[START RAW DATA]

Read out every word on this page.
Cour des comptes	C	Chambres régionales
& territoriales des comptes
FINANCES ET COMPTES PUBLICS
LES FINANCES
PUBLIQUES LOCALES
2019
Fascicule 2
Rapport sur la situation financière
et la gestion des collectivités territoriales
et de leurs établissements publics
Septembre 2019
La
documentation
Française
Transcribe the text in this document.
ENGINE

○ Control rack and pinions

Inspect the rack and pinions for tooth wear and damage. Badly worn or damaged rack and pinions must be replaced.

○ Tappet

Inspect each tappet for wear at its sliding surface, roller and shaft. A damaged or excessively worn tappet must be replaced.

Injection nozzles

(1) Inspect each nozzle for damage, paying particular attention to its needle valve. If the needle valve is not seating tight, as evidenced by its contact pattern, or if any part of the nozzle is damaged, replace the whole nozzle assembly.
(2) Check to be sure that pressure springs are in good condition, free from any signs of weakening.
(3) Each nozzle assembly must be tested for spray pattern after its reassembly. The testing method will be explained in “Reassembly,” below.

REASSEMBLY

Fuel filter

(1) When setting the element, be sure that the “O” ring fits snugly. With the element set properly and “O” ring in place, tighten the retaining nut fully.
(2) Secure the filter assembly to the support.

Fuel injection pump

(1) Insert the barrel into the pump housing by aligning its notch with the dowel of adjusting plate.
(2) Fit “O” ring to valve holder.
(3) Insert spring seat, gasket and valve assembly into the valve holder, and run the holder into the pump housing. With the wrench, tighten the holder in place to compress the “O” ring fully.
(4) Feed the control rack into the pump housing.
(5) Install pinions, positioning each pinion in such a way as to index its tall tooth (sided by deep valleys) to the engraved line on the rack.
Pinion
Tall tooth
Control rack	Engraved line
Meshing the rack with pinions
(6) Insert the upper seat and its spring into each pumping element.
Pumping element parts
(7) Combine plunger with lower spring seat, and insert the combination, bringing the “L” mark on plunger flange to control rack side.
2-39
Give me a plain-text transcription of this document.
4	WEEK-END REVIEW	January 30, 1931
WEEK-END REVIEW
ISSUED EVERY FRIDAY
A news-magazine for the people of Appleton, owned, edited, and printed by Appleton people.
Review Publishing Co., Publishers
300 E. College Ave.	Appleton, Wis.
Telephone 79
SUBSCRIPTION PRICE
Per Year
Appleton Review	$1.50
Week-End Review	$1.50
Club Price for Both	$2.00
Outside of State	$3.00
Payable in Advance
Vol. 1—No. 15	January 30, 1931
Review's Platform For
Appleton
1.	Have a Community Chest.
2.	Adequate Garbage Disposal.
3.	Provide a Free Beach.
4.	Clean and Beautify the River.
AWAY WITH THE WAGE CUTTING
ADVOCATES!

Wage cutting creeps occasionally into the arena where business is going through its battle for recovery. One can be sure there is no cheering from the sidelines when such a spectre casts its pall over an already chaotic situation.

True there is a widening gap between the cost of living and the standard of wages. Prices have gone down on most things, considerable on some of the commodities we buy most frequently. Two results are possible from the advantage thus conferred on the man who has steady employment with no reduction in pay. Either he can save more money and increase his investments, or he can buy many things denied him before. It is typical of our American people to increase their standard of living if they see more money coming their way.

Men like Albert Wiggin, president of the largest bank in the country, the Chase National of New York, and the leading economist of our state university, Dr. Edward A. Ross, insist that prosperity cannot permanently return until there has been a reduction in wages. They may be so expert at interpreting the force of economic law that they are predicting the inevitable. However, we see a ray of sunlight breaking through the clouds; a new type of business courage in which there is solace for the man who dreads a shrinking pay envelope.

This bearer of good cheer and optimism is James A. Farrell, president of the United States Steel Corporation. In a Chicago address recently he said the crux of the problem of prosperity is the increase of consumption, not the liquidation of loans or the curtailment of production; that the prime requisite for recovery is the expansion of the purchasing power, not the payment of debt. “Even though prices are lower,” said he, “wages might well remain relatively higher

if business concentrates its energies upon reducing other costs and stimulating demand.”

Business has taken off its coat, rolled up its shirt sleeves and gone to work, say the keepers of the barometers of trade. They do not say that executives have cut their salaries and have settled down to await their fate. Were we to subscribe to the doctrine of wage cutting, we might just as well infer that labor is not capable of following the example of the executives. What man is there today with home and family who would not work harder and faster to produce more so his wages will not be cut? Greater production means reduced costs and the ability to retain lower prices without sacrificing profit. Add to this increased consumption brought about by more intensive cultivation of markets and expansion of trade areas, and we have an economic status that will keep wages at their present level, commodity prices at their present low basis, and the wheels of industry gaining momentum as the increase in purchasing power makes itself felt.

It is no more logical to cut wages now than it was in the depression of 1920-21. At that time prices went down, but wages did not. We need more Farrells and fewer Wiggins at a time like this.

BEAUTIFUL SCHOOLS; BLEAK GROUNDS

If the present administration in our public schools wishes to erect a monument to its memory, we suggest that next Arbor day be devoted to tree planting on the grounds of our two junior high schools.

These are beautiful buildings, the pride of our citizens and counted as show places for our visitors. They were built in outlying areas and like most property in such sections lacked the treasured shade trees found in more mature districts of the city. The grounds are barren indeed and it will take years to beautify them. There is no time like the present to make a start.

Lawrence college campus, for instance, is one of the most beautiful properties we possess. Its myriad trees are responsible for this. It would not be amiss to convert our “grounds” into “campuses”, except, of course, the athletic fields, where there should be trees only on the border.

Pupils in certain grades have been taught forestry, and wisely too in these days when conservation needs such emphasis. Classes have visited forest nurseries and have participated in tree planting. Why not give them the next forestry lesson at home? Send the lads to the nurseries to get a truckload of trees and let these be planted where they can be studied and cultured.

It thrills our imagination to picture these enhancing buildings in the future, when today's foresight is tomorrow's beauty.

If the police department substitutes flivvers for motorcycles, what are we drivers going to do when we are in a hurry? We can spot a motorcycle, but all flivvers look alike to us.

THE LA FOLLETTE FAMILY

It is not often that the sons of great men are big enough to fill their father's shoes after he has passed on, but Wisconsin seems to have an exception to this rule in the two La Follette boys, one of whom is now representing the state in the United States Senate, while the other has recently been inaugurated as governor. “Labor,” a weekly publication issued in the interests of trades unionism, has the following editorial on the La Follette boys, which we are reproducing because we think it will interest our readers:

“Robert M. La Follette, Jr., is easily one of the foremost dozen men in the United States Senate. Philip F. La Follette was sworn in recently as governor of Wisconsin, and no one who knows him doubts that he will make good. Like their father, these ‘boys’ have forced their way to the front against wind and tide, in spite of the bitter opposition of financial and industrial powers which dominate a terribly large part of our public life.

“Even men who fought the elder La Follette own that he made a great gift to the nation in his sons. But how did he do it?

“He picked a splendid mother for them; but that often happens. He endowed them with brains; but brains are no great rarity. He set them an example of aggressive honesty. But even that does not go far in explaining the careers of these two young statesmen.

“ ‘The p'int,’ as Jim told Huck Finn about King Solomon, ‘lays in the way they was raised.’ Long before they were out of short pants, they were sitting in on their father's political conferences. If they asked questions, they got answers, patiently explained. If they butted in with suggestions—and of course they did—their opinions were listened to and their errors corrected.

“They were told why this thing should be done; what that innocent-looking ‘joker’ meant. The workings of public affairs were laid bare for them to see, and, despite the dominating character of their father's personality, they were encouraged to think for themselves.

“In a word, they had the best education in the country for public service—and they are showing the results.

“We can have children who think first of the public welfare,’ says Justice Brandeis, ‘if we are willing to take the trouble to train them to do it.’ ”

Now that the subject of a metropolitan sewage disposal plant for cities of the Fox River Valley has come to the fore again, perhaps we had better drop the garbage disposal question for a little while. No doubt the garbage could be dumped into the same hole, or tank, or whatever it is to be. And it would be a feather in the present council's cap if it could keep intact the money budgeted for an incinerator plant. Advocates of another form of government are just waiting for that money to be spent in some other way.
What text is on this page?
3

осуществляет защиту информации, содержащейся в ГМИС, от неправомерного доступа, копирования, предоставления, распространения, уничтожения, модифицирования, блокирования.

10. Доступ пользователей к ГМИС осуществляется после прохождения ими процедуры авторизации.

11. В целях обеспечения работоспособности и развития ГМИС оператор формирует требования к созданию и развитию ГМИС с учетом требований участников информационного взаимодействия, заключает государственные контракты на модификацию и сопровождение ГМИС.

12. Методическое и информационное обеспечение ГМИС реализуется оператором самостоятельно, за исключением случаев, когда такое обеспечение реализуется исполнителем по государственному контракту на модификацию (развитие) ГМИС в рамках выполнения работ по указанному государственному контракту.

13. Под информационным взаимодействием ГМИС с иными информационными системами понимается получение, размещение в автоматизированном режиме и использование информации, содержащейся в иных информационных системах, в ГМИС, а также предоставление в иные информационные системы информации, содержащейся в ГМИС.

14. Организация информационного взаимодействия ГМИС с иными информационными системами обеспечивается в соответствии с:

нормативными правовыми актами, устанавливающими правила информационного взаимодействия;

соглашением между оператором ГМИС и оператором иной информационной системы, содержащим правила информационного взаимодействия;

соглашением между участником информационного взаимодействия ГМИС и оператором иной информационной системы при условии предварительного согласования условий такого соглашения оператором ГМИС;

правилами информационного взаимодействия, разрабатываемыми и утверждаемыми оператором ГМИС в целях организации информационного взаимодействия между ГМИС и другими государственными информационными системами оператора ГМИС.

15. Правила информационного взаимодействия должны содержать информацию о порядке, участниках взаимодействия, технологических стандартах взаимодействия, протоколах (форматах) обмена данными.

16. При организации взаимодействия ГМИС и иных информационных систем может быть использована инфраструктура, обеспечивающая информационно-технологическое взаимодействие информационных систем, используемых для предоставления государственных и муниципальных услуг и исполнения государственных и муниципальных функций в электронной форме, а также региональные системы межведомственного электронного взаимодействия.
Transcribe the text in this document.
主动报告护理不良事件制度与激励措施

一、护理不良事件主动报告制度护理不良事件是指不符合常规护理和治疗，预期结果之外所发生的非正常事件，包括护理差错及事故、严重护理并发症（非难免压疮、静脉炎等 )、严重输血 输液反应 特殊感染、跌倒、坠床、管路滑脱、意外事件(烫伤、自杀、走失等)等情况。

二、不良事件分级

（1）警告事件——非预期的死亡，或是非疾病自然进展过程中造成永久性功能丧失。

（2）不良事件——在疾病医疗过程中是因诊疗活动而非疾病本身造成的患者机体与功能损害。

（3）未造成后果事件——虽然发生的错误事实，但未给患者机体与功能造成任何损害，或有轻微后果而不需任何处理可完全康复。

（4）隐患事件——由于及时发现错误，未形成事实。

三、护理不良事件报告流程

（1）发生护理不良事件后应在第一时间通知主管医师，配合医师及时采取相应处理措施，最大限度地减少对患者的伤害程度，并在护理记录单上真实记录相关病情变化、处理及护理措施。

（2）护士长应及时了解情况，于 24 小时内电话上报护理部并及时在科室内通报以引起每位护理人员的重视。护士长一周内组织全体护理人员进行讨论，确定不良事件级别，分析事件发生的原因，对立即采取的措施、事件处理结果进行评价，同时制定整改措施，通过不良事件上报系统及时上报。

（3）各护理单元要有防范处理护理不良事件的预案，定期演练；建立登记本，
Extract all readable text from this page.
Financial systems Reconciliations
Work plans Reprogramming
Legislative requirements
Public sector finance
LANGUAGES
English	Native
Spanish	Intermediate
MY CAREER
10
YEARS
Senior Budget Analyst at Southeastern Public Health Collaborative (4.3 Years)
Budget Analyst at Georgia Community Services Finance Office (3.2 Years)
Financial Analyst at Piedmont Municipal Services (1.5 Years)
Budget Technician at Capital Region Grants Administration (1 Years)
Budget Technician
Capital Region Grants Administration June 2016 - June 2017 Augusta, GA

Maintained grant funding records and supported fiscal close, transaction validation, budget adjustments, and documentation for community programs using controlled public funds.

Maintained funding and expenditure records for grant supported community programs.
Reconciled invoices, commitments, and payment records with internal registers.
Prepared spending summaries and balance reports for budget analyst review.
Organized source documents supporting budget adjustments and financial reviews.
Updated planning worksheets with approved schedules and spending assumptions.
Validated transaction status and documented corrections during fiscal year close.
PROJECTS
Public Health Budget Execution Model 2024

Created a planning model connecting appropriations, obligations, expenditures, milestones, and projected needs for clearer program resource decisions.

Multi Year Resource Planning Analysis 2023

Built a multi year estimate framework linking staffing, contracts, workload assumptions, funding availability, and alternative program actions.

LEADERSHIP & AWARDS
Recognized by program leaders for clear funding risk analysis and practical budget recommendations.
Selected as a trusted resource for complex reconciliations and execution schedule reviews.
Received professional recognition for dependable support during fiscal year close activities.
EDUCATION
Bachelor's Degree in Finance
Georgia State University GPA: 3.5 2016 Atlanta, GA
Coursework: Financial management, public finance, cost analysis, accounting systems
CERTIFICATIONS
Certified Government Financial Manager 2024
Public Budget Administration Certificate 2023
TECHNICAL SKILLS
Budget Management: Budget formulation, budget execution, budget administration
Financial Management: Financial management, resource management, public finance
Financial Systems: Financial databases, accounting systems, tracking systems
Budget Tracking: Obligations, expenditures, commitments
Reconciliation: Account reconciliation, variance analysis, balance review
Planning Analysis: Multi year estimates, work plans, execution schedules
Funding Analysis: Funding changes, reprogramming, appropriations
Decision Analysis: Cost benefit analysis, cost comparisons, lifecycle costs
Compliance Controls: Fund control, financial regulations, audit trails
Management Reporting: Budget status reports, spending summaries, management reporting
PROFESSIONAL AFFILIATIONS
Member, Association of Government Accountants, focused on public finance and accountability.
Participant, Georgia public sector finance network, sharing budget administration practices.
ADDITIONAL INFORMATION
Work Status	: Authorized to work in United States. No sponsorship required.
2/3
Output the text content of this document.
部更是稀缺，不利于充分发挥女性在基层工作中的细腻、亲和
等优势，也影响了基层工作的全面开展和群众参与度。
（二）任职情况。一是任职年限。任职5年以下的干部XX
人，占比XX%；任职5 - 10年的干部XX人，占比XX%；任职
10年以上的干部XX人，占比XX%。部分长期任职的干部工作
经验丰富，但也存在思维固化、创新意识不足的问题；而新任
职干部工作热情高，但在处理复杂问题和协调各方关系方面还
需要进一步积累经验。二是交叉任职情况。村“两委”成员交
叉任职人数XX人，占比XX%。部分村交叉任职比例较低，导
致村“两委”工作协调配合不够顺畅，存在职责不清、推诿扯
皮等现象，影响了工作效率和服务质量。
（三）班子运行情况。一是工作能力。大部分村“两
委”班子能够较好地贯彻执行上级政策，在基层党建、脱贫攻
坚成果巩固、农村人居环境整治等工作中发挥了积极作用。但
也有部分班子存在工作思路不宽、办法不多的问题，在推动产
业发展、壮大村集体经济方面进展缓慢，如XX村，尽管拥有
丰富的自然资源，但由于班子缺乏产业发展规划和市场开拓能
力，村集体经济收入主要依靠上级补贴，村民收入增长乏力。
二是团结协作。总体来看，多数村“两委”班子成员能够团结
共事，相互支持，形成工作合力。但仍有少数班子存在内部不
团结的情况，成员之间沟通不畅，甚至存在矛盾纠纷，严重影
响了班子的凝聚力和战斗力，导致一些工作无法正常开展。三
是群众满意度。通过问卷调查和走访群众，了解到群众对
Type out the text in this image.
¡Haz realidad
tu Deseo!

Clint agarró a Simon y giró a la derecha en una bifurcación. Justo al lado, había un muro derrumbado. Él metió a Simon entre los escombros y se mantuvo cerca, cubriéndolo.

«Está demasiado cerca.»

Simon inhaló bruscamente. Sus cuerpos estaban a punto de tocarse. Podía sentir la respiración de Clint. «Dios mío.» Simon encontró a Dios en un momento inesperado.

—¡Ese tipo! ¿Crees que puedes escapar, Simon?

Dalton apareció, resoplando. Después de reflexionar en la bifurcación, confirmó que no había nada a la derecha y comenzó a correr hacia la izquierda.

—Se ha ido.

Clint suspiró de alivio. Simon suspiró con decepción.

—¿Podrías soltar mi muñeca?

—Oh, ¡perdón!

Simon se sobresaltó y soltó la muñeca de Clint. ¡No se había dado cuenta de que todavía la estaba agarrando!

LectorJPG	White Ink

[END RAW DATA]

▶ _GIVEN REQUEST_:
Find each line with the string "tighten" and copy it out.

▶ _FULL SOLUTION_:
(1) When setting the element, be sure that the “O” ring fits snugly. With the element set properly and “O” ring in place, tighten the retaining nut fully.
(3) Insert spring seat, gasket and valve assembly into the valve holder, and run the holder into the pump housing. With the wrench, tighten the holder in place to compress the “O” ring fully.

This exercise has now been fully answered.